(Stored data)
****

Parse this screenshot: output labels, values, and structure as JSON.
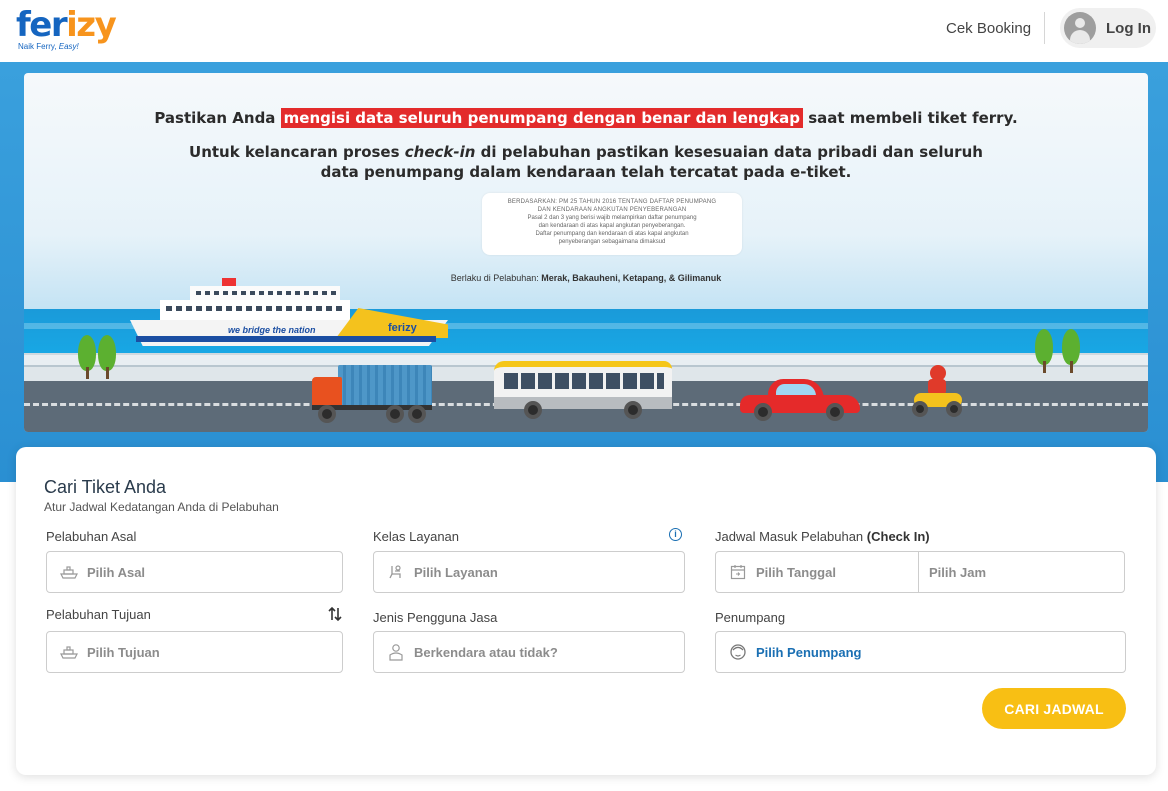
{
  "header": {
    "logo_main_a": "fer",
    "logo_main_b": "izy",
    "logo_tagline_a": "Naik Ferry, ",
    "logo_tagline_b": "Easy!",
    "cek_booking": "Cek Booking",
    "login": "Log In"
  },
  "banner": {
    "line1_pre": "Pastikan Anda ",
    "line1_highlight": "mengisi data seluruh penumpang dengan benar dan lengkap",
    "line1_post": " saat membeli tiket ferry.",
    "line2_a": "Untuk kelancaran proses ",
    "line2_em": "check-in",
    "line2_b": " di pelabuhan pastikan kesesuaian data pribadi dan seluruh",
    "line3": "data penumpang dalam kendaraan telah tercatat pada e-tiket.",
    "reg_title1": "BERDASARKAN: PM 25 TAHUN 2016 TENTANG DAFTAR PENUMPANG",
    "reg_title2": "DAN KENDARAAN ANGKUTAN PENYEBERANGAN",
    "reg_body1": "Pasal 2 dan 3 yang berisi wajib melampirkan daftar penumpang",
    "reg_body2": "dan kendaraan di atas kapal angkutan penyeberangan.",
    "reg_body3": "Daftar penumpang dan kendaraan di atas kapal angkutan",
    "reg_body4": "penyeberangan sebagaimana dimaksud",
    "berlaku_pre": "Berlaku di Pelabuhan: ",
    "berlaku_ports": "Merak, Bakauheni, Ketapang, & Gilimanuk",
    "ferry_slogan": "we bridge the nation",
    "ferry_brand": "ferizy"
  },
  "search": {
    "title": "Cari Tiket Anda",
    "subtitle": "Atur Jadwal Kedatangan Anda di Pelabuhan",
    "origin_label": "Pelabuhan Asal",
    "origin_placeholder": "Pilih Asal",
    "destination_label": "Pelabuhan Tujuan",
    "destination_placeholder": "Pilih Tujuan",
    "class_label": "Kelas Layanan",
    "class_placeholder": "Pilih Layanan",
    "user_type_label": "Jenis Pengguna Jasa",
    "user_type_placeholder": "Berkendara atau tidak?",
    "schedule_label": "Jadwal Masuk Pelabuhan",
    "schedule_label_bold": "(Check In)",
    "date_placeholder": "Pilih Tanggal",
    "time_placeholder": "Pilih Jam",
    "passenger_label": "Penumpang",
    "passenger_placeholder": "Pilih Penumpang",
    "submit": "CARI JADWAL"
  },
  "icons": {
    "origin": "ship-icon",
    "destination": "ship-icon",
    "class": "seat-icon",
    "user_type": "person-icon",
    "date": "calendar-icon",
    "passenger": "passenger-face-icon",
    "info": "info-icon",
    "swap": "swap-vertical-icon"
  },
  "colors": {
    "brand_blue": "#1565c0",
    "brand_orange": "#f7941d",
    "cta_yellow": "#f8bf14",
    "highlight_red": "#e32b2b"
  }
}
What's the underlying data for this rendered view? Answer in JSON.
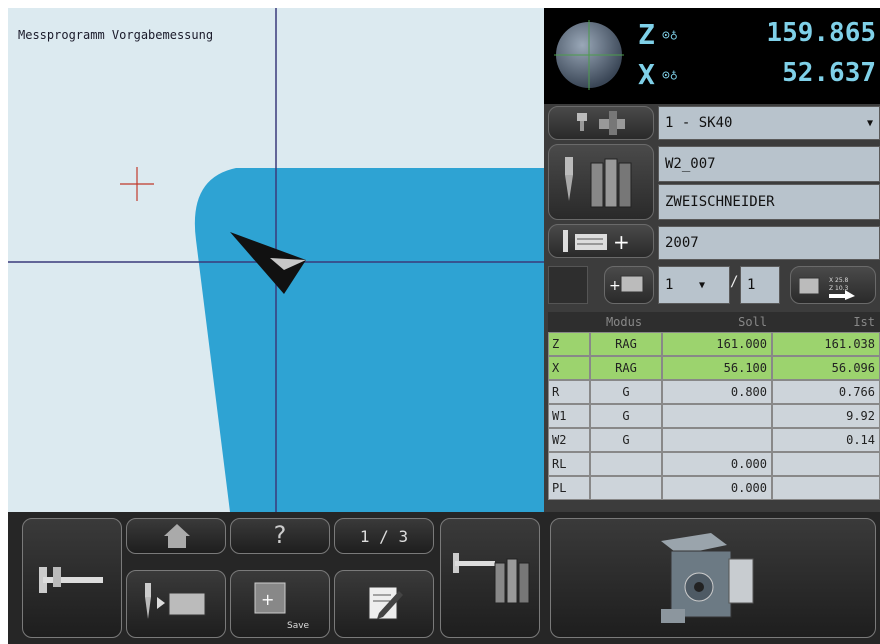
{
  "canvas": {
    "title": "Messprogramm Vorgabemessung",
    "colors": {
      "background": "#dceaf0",
      "part": "#2ea3d3",
      "crosshair": "#3a3a7a",
      "target_mark": "#c0392b"
    }
  },
  "dro": {
    "axes": [
      {
        "axis": "Z",
        "mode": "⊙♁",
        "value": "159.865"
      },
      {
        "axis": "X",
        "mode": "⊙♁",
        "value": "52.637"
      }
    ],
    "color": "#7fd0e8"
  },
  "tool": {
    "holder": "1 - SK40",
    "name": "W2_007",
    "type": "ZWEISCHNEIDER",
    "number": "2007",
    "page_current": "1",
    "page_separator": "/",
    "page_total": "1"
  },
  "table": {
    "headers": [
      "",
      "Modus",
      "Soll",
      "Ist"
    ],
    "rows": [
      {
        "name": "Z",
        "modus": "RAG",
        "soll": "161.000",
        "ist": "161.038",
        "highlight": true
      },
      {
        "name": "X",
        "modus": "RAG",
        "soll": "56.100",
        "ist": "56.096",
        "highlight": true
      },
      {
        "name": "R",
        "modus": "G",
        "soll": "0.800",
        "ist": "0.766",
        "highlight": false
      },
      {
        "name": "W1",
        "modus": "G",
        "soll": "",
        "ist": "9.92",
        "highlight": false
      },
      {
        "name": "W2",
        "modus": "G",
        "soll": "",
        "ist": "0.14",
        "highlight": false
      },
      {
        "name": "RL",
        "modus": "",
        "soll": "0.000",
        "ist": "",
        "highlight": false
      },
      {
        "name": "PL",
        "modus": "",
        "soll": "0.000",
        "ist": "",
        "highlight": false
      }
    ]
  },
  "toolbar": {
    "help_label": "?",
    "page_label": "1 / 3",
    "save_label": "Save"
  },
  "icons": [
    "measure-caliper-icon",
    "home-icon",
    "help-icon",
    "tool-to-screen-icon",
    "save-icon",
    "edit-icon",
    "caliper-toolset-icon",
    "machine-preview-image",
    "dro-sphere-icon",
    "tool-holder-icon",
    "tool-library-icon",
    "add-list-icon",
    "add-program-icon",
    "transfer-values-icon",
    "dropdown-arrow-icon"
  ]
}
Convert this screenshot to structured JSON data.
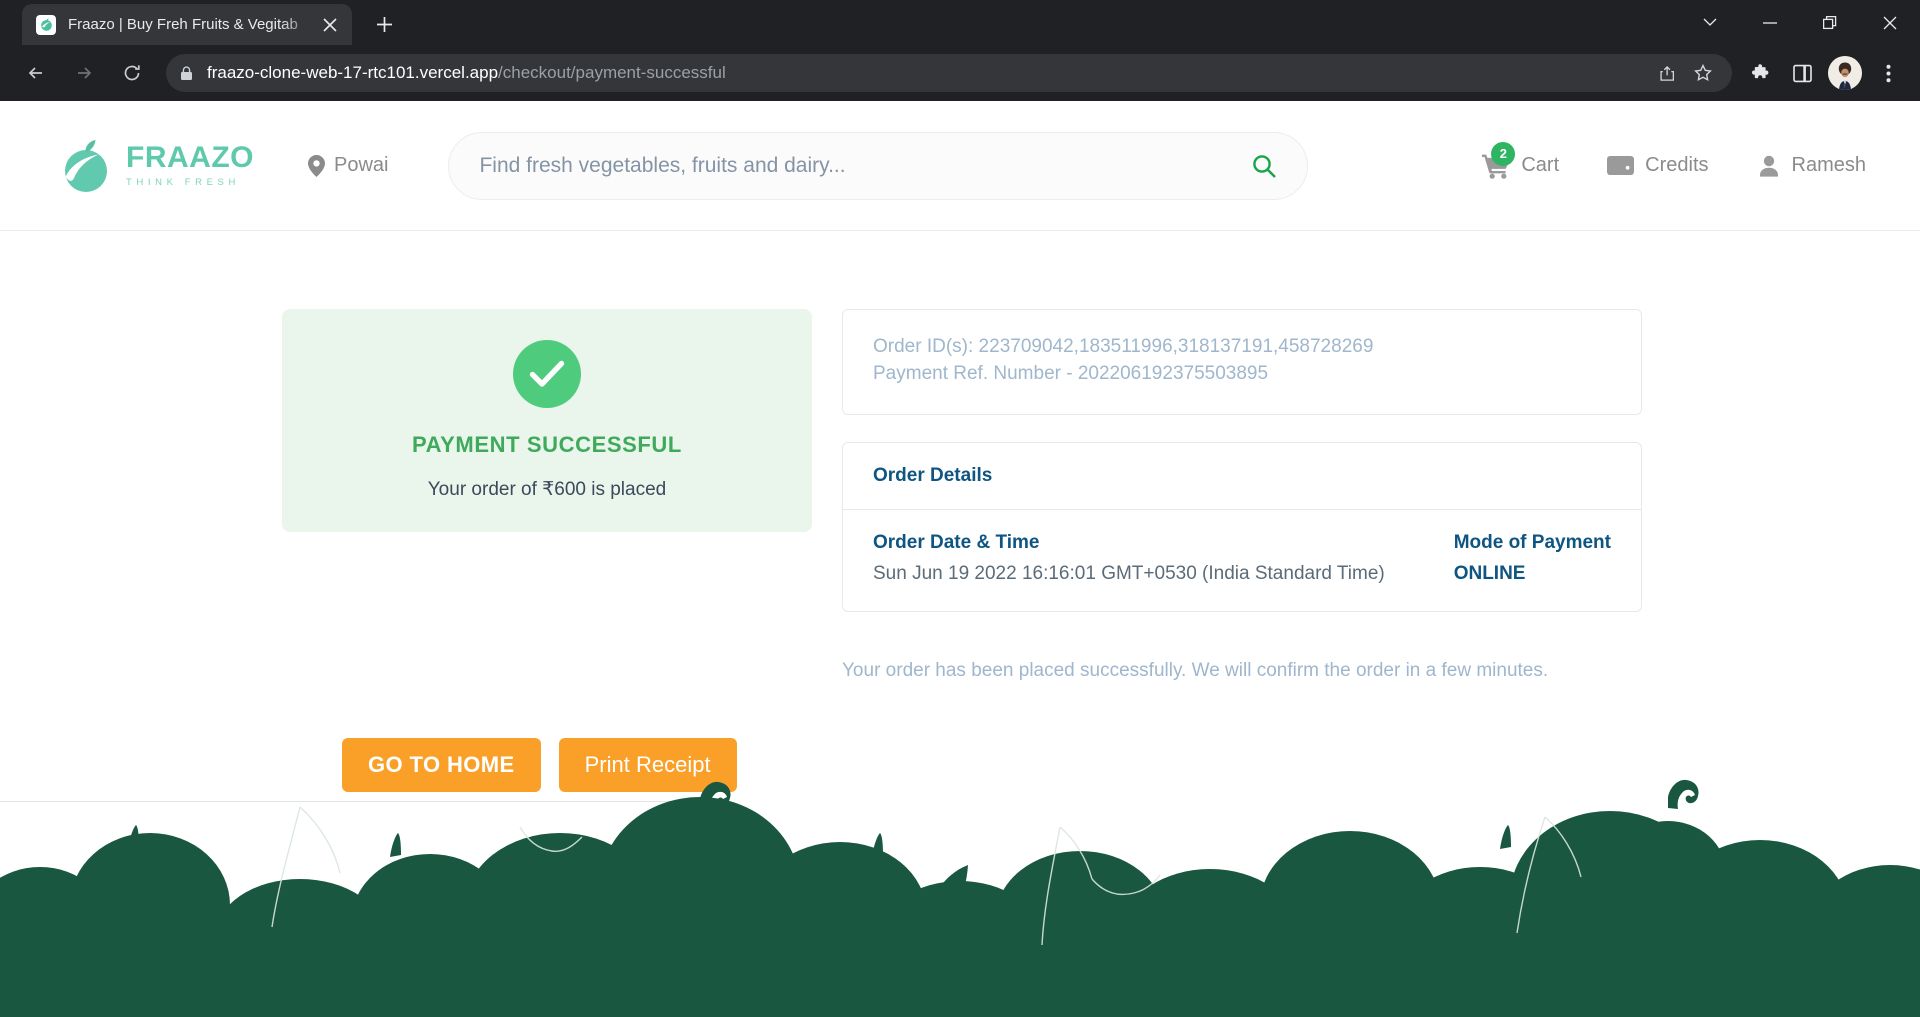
{
  "browser": {
    "tab": {
      "title": "Fraazo | Buy Freh Fruits & Vegitab",
      "favicon_name": "fraazo-favicon",
      "close_label": "✕"
    },
    "new_tab_label": "+",
    "window_controls": {
      "tab_search_label": "∨",
      "minimize_label": "—",
      "maximize_label": "❐",
      "close_label": "✕"
    },
    "nav": {
      "back_label": "←",
      "forward_label": "→",
      "reload_label": "⟳"
    },
    "omnibox": {
      "host": "fraazo-clone-web-17-rtc101.vercel.app",
      "path": "/checkout/payment-successful",
      "lock_icon": "lock-icon",
      "share_icon": "share-icon",
      "bookmark_icon": "star-icon"
    },
    "toolbar": {
      "extensions_icon": "puzzle-icon",
      "side_panel_icon": "side-panel-icon",
      "profile_icon": "profile-avatar",
      "menu_icon": "kebab-menu-icon"
    }
  },
  "site_header": {
    "logo": {
      "name": "FRAAZO",
      "tagline": "THINK FRESH"
    },
    "location": {
      "icon": "location-pin-icon",
      "label": "Powai"
    },
    "search": {
      "placeholder": "Find fresh vegetables, fruits and dairy...",
      "value": "",
      "icon": "search-icon"
    },
    "nav_items": [
      {
        "label": "Cart",
        "icon": "shopping-cart-icon",
        "badge": "2"
      },
      {
        "label": "Credits",
        "icon": "wallet-icon",
        "badge": ""
      },
      {
        "label": "Ramesh",
        "icon": "user-icon",
        "badge": ""
      }
    ]
  },
  "payment": {
    "status_icon": "check-circle-icon",
    "title": "PAYMENT SUCCESSFUL",
    "subtitle": "Your order of ₹600 is placed",
    "amount": "₹600",
    "buttons": {
      "home": "GO TO HOME",
      "print": "Print Receipt"
    }
  },
  "order": {
    "order_ids_line": "Order ID(s): 223709042,183511996,318137191,458728269",
    "order_ids": [
      "223709042",
      "183511996",
      "318137191",
      "458728269"
    ],
    "payment_ref_line": "Payment Ref. Number - 202206192375503895",
    "payment_ref": "202206192375503895",
    "details_heading": "Order Details",
    "date_label": "Order Date & Time",
    "date_value": "Sun Jun 19 2022 16:16:01 GMT+0530 (India Standard Time)",
    "mode_label": "Mode of Payment",
    "mode_value": "ONLINE",
    "confirm_note": "Your order has been placed successfully. We will confirm the order in a few minutes."
  },
  "colors": {
    "brand_green": "#5ec9ab",
    "success_green": "#4ecb7d",
    "success_text": "#3faa5c",
    "success_bg": "#eaf5ec",
    "accent_orange": "#faa028",
    "detail_blue": "#0f5582",
    "muted_blue": "#9fb6cc",
    "footer_green": "#1a5741",
    "badge_green": "#2eb463"
  }
}
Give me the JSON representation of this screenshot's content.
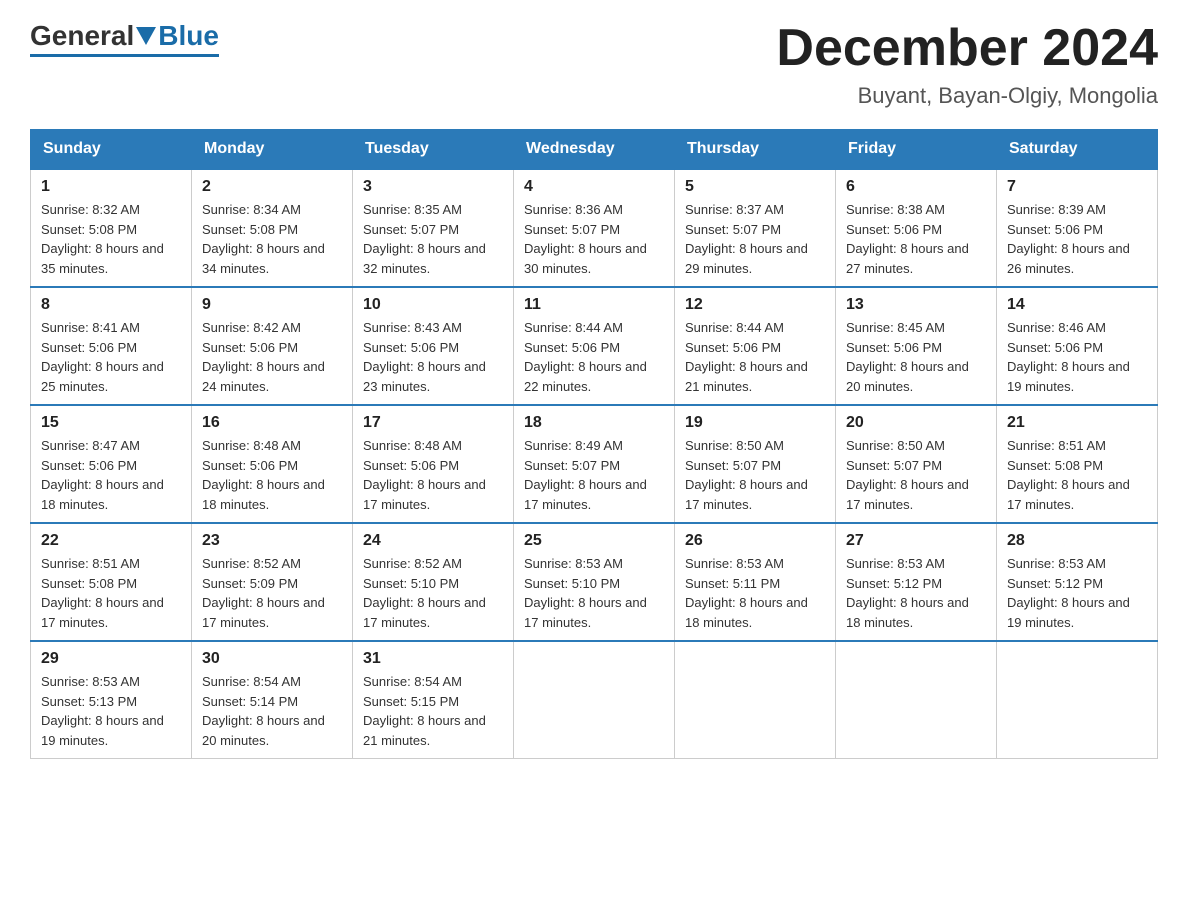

****

▸ Instruction
Return each line that includes "ship".

▸ Result
    "origin": "ship-icon",
    "destination": "ship-icon",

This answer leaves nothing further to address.